● Task inputs

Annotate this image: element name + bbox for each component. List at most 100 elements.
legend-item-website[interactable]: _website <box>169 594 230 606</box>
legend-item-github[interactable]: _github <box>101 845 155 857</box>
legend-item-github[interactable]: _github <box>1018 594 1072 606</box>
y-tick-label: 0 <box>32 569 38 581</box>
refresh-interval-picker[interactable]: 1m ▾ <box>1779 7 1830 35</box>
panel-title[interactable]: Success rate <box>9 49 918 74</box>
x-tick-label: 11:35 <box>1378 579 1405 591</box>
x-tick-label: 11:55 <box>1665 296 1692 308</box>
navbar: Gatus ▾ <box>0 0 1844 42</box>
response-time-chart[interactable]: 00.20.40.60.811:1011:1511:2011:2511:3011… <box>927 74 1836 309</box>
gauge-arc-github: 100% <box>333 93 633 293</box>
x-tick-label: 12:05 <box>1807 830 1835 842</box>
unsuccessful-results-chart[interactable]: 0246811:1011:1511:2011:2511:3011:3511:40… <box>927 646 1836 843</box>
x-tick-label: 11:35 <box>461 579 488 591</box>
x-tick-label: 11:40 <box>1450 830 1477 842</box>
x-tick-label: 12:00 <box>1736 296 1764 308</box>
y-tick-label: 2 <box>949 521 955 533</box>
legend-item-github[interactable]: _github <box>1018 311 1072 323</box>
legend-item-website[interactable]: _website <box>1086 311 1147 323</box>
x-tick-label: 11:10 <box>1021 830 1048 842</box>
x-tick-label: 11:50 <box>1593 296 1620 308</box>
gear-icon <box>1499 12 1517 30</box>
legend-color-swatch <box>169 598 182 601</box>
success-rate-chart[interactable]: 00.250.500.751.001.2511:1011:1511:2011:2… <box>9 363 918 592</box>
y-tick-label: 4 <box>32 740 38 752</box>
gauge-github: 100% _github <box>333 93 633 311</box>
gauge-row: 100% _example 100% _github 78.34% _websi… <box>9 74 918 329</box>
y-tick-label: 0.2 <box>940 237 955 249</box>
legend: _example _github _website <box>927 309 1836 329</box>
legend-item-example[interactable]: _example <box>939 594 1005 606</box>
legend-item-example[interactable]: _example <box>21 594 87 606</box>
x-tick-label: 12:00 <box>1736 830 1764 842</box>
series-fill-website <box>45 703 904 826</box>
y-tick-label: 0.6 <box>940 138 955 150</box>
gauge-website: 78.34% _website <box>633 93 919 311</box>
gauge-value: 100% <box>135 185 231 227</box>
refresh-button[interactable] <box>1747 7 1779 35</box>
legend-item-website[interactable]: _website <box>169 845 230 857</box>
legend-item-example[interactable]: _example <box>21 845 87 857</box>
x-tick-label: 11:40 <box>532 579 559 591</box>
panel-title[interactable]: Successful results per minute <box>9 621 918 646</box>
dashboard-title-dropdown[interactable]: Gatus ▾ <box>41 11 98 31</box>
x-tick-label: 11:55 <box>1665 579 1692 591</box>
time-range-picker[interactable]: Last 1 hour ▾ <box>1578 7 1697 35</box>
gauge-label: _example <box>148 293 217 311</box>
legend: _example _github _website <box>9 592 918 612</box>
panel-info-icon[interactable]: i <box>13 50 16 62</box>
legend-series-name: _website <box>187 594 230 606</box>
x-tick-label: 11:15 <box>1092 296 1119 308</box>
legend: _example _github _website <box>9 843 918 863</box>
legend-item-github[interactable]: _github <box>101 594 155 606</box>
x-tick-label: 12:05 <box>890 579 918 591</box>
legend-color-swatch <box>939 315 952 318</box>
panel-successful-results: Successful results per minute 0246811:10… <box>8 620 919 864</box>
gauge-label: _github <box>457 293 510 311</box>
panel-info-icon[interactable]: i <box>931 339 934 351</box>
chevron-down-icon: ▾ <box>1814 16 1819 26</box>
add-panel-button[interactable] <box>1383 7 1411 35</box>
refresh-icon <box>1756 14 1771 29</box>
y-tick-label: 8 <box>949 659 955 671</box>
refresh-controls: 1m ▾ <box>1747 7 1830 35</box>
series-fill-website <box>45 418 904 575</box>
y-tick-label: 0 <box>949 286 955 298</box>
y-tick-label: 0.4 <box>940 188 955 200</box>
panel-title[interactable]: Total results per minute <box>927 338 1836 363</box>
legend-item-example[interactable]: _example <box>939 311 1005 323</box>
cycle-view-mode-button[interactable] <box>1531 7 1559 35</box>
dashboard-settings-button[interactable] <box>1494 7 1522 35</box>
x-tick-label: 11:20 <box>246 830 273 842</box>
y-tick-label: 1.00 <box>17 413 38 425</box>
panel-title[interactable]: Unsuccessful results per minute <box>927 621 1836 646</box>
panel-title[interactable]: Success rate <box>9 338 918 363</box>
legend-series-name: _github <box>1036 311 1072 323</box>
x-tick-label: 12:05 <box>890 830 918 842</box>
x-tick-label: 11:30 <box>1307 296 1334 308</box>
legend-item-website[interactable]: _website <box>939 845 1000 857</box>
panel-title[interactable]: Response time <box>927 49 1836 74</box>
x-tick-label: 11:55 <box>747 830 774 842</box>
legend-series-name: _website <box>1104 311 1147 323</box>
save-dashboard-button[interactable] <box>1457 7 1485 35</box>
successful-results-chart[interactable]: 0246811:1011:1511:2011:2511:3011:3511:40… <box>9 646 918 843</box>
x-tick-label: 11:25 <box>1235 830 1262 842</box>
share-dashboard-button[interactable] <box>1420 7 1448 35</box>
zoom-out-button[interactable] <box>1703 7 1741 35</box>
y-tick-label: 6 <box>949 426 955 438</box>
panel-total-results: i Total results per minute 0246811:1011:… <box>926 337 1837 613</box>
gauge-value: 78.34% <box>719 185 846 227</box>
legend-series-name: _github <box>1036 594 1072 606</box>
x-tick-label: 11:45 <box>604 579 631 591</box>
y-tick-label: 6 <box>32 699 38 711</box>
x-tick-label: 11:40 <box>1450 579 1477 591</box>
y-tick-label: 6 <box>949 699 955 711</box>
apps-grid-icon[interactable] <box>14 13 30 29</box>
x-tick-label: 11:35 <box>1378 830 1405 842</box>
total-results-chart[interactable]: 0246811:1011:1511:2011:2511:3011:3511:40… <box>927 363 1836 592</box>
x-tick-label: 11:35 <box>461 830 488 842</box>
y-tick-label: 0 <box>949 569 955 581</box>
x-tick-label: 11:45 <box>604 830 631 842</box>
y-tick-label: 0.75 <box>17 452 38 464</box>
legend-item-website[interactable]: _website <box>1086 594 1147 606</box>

● To do
Pull out each line in the material above that contains the string "Gatus".

● Full answer
navbar: Gatus ▾ <box>0 0 1844 42</box>
dashboard-title-dropdown[interactable]: Gatus ▾ <box>41 11 98 31</box>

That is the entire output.